Data entries
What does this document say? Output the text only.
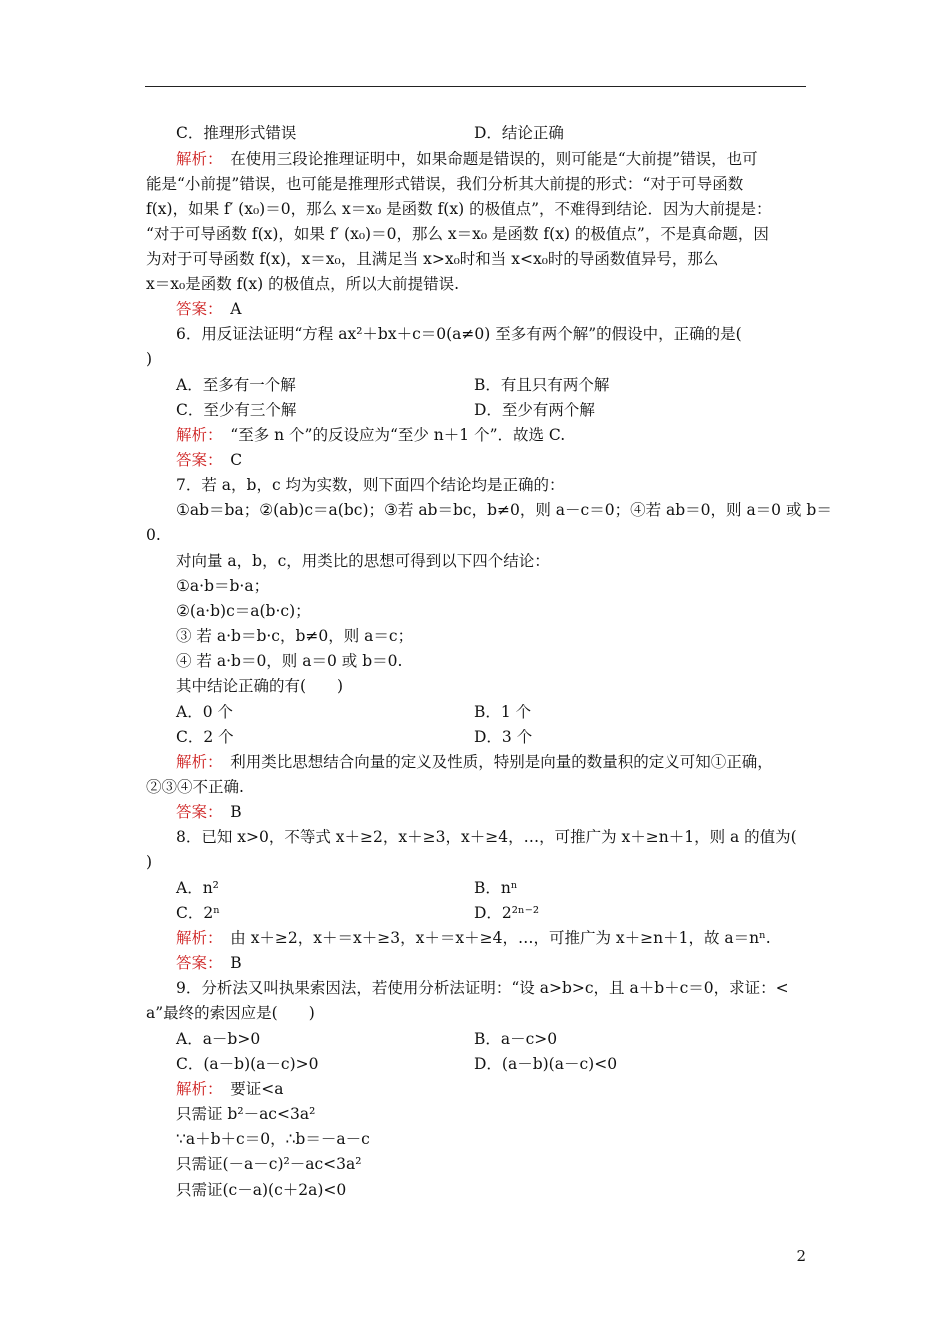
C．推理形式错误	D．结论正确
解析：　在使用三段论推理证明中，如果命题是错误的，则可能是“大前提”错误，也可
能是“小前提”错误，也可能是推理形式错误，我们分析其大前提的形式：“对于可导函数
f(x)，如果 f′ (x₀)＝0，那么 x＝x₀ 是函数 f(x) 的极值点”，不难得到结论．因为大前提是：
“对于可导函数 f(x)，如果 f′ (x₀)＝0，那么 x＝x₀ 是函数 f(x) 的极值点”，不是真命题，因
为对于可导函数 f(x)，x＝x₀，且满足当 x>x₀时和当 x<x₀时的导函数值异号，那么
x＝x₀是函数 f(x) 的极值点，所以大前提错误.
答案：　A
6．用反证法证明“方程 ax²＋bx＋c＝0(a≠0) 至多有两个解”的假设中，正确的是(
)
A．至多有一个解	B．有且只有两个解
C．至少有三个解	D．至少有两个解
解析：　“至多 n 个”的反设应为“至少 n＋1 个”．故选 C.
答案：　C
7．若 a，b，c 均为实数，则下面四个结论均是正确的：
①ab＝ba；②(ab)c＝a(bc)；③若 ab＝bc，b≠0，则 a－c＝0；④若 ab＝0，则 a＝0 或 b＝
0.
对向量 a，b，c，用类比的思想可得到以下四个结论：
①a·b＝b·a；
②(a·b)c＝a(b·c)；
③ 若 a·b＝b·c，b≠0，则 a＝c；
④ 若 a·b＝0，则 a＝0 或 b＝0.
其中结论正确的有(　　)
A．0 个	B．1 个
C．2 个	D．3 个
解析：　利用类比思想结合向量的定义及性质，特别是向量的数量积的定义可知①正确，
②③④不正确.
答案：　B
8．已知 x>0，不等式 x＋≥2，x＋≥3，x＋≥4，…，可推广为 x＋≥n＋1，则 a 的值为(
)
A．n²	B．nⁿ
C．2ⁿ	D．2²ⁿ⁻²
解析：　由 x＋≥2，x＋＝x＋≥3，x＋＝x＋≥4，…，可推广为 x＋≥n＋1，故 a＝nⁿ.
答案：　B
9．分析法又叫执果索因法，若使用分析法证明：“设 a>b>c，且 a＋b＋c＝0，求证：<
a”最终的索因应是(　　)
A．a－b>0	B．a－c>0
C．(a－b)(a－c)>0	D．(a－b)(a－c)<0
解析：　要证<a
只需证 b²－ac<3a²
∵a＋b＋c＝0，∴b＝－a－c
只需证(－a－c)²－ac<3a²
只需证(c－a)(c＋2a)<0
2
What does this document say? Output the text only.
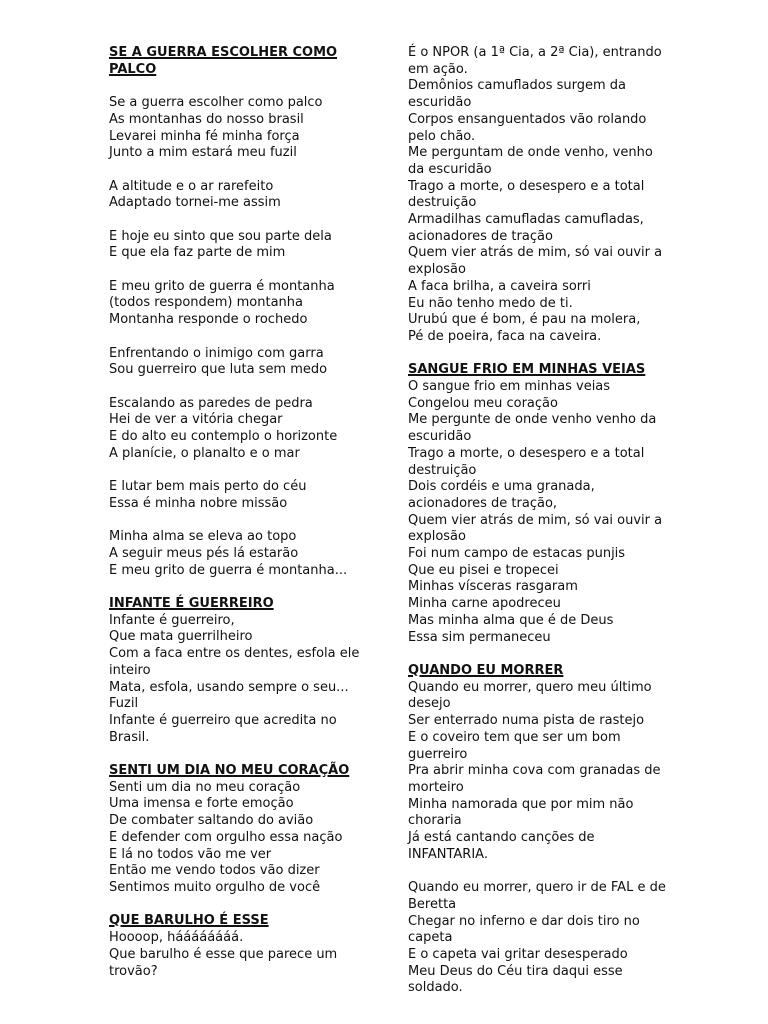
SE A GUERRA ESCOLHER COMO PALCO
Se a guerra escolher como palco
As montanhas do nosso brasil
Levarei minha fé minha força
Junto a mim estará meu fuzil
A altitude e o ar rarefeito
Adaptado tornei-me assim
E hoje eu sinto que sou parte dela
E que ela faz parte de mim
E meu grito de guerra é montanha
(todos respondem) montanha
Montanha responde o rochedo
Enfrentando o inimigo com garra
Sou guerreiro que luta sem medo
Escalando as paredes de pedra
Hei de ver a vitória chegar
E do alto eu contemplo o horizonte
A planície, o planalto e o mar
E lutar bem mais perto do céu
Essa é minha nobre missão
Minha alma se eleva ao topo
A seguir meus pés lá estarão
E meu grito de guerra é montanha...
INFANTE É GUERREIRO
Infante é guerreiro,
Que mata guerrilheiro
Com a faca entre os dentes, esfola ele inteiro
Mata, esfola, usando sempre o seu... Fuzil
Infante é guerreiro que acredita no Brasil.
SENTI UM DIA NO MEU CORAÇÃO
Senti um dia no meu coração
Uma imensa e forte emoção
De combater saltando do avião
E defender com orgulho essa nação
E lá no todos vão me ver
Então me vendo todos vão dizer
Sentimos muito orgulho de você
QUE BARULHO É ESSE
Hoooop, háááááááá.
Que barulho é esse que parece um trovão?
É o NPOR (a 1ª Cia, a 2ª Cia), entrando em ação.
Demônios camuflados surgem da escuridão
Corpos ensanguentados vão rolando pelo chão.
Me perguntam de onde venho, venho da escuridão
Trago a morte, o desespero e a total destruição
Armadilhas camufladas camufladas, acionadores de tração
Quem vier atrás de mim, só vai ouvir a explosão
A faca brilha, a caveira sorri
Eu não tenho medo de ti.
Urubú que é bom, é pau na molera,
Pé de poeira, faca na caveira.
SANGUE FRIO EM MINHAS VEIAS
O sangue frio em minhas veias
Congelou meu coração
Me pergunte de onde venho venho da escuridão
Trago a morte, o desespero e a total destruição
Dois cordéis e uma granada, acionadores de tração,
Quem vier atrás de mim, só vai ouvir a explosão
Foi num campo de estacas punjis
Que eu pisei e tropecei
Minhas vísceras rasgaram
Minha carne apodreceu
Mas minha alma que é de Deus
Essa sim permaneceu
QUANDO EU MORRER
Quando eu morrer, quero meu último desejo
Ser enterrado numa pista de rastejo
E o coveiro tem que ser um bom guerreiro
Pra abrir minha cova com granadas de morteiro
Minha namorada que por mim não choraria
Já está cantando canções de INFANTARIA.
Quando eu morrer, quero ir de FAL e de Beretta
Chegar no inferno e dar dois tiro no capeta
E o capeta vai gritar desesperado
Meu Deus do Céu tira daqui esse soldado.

**Required task**
Take the data above and repeat it exactly, leaving each picture out.

**Correct answer**
What does this document say? Output the text only.
C．推理形式错误	D．结论正确
解析：　在使用三段论推理证明中，如果命题是错误的，则可能是“大前提”错误，也可
能是“小前提”错误，也可能是推理形式错误，我们分析其大前提的形式：“对于可导函数
f(x)，如果 f′ (x₀)＝0，那么 x＝x₀ 是函数 f(x) 的极值点”，不难得到结论．因为大前提是：
“对于可导函数 f(x)，如果 f′ (x₀)＝0，那么 x＝x₀ 是函数 f(x) 的极值点”，不是真命题，因
为对于可导函数 f(x)，x＝x₀，且满足当 x>x₀时和当 x<x₀时的导函数值异号，那么
x＝x₀是函数 f(x) 的极值点，所以大前提错误.
答案：　A
6．用反证法证明“方程 ax²＋bx＋c＝0(a≠0) 至多有两个解”的假设中，正确的是(
)
A．至多有一个解	B．有且只有两个解
C．至少有三个解	D．至少有两个解
解析：　“至多 n 个”的反设应为“至少 n＋1 个”．故选 C.
答案：　C
7．若 a，b，c 均为实数，则下面四个结论均是正确的：
①ab＝ba；②(ab)c＝a(bc)；③若 ab＝bc，b≠0，则 a－c＝0；④若 ab＝0，则 a＝0 或 b＝
0.
对向量 a，b，c，用类比的思想可得到以下四个结论：
①a·b＝b·a；
②(a·b)c＝a(b·c)；
③ 若 a·b＝b·c，b≠0，则 a＝c；
④ 若 a·b＝0，则 a＝0 或 b＝0.
其中结论正确的有(　　)
A．0 个	B．1 个
C．2 个	D．3 个
解析：　利用类比思想结合向量的定义及性质，特别是向量的数量积的定义可知①正确，
②③④不正确.
答案：　B
8．已知 x>0，不等式 x＋≥2，x＋≥3，x＋≥4，…，可推广为 x＋≥n＋1，则 a 的值为(
)
A．n²	B．nⁿ
C．2ⁿ	D．2²ⁿ⁻²
解析：　由 x＋≥2，x＋＝x＋≥3，x＋＝x＋≥4，…，可推广为 x＋≥n＋1，故 a＝nⁿ.
答案：　B
9．分析法又叫执果索因法，若使用分析法证明：“设 a>b>c，且 a＋b＋c＝0，求证：<
a”最终的索因应是(　　)
A．a－b>0	B．a－c>0
C．(a－b)(a－c)>0	D．(a－b)(a－c)<0
解析：　要证<a
只需证 b²－ac<3a²
∵a＋b＋c＝0，∴b＝－a－c
只需证(－a－c)²－ac<3a²
只需证(c－a)(c＋2a)<0
2
What does this document say? Output the text only.
SE A GUERRA ESCOLHER COMO PALCO
Se a guerra escolher como palco
As montanhas do nosso brasil
Levarei minha fé minha força
Junto a mim estará meu fuzil
A altitude e o ar rarefeito
Adaptado tornei-me assim
E hoje eu sinto que sou parte dela
E que ela faz parte de mim
E meu grito de guerra é montanha
(todos respondem) montanha
Montanha responde o rochedo
Enfrentando o inimigo com garra
Sou guerreiro que luta sem medo
Escalando as paredes de pedra
Hei de ver a vitória chegar
E do alto eu contemplo o horizonte
A planície, o planalto e o mar
E lutar bem mais perto do céu
Essa é minha nobre missão
Minha alma se eleva ao topo
A seguir meus pés lá estarão
E meu grito de guerra é montanha...
INFANTE É GUERREIRO
Infante é guerreiro,
Que mata guerrilheiro
Com a faca entre os dentes, esfola ele inteiro
Mata, esfola, usando sempre o seu... Fuzil
Infante é guerreiro que acredita no Brasil.
SENTI UM DIA NO MEU CORAÇÃO
Senti um dia no meu coração
Uma imensa e forte emoção
De combater saltando do avião
E defender com orgulho essa nação
E lá no todos vão me ver
Então me vendo todos vão dizer
Sentimos muito orgulho de você
QUE BARULHO É ESSE
Hoooop, háááááááá.
Que barulho é esse que parece um trovão?
É o NPOR (a 1ª Cia, a 2ª Cia), entrando em ação.
Demônios camuflados surgem da escuridão
Corpos ensanguentados vão rolando pelo chão.
Me perguntam de onde venho, venho da escuridão
Trago a morte, o desespero e a total destruição
Armadilhas camufladas camufladas, acionadores de tração
Quem vier atrás de mim, só vai ouvir a explosão
A faca brilha, a caveira sorri
Eu não tenho medo de ti.
Urubú que é bom, é pau na molera,
Pé de poeira, faca na caveira.
SANGUE FRIO EM MINHAS VEIAS
O sangue frio em minhas veias
Congelou meu coração
Me pergunte de onde venho venho da escuridão
Trago a morte, o desespero e a total destruição
Dois cordéis e uma granada, acionadores de tração,
Quem vier atrás de mim, só vai ouvir a explosão
Foi num campo de estacas punjis
Que eu pisei e tropecei
Minhas vísceras rasgaram
Minha carne apodreceu
Mas minha alma que é de Deus
Essa sim permaneceu
QUANDO EU MORRER
Quando eu morrer, quero meu último desejo
Ser enterrado numa pista de rastejo
E o coveiro tem que ser um bom guerreiro
Pra abrir minha cova com granadas de morteiro
Minha namorada que por mim não choraria
Já está cantando canções de INFANTARIA.
Quando eu morrer, quero ir de FAL e de Beretta
Chegar no inferno e dar dois tiro no capeta
E o capeta vai gritar desesperado
Meu Deus do Céu tira daqui esse soldado.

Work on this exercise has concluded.